▶ Written task
Arrange the lines from the first one through the line with "scatter-point [212, 549, 220, 558]" as a Markdown table with the columns Row and Line text, skipping any blank lines.

▶ Dataset excerpts

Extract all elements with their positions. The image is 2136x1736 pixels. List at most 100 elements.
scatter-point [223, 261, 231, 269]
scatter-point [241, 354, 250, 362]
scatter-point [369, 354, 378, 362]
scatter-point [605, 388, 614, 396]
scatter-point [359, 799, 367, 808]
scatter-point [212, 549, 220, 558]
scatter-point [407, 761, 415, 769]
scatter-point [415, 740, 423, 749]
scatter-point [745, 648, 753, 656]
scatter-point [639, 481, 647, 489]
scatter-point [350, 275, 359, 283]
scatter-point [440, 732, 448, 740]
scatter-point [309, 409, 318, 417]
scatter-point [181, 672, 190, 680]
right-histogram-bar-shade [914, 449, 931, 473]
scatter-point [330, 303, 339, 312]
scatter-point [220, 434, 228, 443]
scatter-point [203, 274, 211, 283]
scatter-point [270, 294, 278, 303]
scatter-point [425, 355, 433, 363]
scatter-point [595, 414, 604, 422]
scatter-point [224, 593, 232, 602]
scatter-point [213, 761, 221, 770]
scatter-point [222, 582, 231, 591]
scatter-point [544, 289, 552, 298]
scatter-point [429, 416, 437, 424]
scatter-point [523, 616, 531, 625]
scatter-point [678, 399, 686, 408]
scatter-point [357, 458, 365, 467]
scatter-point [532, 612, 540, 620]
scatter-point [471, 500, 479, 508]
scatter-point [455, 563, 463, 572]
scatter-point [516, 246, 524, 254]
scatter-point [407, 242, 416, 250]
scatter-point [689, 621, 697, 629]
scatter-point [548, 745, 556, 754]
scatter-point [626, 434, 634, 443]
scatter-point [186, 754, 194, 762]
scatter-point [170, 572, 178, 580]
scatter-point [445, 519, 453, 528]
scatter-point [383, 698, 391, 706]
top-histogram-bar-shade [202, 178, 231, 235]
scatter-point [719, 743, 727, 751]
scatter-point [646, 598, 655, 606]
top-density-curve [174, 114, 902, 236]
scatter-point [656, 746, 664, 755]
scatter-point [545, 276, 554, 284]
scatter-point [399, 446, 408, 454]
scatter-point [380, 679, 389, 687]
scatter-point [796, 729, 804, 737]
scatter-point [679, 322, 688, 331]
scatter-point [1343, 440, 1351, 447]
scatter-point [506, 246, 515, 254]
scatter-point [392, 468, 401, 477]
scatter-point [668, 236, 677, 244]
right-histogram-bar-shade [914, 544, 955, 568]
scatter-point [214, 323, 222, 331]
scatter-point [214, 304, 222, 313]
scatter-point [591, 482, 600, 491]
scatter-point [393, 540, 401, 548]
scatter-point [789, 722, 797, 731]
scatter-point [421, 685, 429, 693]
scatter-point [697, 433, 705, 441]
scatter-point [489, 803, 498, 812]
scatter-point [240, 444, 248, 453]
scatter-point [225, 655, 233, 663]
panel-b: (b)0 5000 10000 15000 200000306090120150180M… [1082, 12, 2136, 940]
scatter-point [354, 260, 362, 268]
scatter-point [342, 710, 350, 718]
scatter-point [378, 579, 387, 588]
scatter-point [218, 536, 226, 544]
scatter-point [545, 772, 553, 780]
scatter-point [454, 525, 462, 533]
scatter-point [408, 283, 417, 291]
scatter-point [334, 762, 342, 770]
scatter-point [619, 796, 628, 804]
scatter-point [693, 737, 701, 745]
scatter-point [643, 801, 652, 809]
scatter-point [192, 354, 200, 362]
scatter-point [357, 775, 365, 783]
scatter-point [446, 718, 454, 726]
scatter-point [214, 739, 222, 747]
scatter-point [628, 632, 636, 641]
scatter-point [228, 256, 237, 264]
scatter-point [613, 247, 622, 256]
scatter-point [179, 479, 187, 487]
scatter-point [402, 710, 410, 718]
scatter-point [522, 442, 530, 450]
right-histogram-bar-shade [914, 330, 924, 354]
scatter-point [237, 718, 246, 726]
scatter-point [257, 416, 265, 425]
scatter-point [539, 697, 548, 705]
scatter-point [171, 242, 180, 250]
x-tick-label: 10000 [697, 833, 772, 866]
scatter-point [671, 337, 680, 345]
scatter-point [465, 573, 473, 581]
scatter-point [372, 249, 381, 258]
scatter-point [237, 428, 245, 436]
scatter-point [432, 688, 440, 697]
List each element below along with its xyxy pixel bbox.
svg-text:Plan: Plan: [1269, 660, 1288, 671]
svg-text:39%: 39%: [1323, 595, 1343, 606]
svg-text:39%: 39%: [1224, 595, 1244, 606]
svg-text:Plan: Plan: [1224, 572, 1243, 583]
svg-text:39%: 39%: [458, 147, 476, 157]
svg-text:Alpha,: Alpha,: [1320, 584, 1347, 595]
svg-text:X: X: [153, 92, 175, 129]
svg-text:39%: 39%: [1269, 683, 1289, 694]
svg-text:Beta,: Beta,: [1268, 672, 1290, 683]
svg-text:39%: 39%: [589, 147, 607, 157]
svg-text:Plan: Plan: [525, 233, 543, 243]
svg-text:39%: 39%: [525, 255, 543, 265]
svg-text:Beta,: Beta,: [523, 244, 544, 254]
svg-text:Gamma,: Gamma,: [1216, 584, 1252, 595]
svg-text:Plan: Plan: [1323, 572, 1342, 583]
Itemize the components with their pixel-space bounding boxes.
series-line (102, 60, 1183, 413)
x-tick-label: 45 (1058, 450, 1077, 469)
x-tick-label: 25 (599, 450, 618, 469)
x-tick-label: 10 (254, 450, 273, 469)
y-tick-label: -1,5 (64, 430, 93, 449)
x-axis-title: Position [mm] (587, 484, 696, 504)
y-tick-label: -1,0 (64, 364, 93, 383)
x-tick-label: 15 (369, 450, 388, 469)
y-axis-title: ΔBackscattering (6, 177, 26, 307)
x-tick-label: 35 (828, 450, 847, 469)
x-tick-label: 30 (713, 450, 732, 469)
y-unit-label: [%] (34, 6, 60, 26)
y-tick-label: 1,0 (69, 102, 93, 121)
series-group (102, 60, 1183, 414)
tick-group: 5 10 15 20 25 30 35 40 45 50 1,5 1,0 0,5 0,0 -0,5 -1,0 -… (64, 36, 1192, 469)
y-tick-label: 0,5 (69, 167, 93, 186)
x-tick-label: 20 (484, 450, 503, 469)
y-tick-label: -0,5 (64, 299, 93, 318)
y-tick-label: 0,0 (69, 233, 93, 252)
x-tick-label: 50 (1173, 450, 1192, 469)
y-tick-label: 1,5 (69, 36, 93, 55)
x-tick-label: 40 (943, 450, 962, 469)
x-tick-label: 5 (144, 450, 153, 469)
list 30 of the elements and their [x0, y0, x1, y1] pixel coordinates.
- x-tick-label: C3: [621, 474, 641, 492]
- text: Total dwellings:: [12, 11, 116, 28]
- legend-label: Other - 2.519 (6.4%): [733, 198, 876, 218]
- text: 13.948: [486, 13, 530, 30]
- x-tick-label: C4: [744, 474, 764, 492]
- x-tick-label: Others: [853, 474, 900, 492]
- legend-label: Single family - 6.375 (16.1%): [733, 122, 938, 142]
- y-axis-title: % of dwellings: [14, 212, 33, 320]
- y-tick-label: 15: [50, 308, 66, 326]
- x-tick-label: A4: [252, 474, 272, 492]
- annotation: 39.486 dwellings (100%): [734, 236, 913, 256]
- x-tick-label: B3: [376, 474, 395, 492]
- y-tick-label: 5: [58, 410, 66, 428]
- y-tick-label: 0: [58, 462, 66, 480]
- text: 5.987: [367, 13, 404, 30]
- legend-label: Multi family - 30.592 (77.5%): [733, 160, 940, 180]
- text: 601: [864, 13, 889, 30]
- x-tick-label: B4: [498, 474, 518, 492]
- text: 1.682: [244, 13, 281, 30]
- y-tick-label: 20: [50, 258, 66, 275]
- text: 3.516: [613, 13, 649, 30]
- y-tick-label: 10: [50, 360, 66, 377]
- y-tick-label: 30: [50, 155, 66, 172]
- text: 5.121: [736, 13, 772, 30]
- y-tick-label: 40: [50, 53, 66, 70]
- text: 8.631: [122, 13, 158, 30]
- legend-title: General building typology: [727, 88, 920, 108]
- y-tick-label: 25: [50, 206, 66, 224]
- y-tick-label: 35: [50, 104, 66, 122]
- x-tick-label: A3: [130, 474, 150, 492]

▶ The result
| Row | Line text |
|---|---|
| 1 | Extract all elements with their positions. The image is 2136x1736 pixels. List at most 100 elements. |
| 2 | scatter-point [223, 261, 231, 269] |
| 3 | scatter-point [241, 354, 250, 362] |
| 4 | scatter-point [369, 354, 378, 362] |
| 5 | scatter-point [605, 388, 614, 396] |
| 6 | scatter-point [359, 799, 367, 808] |
| 7 | scatter-point [212, 549, 220, 558] |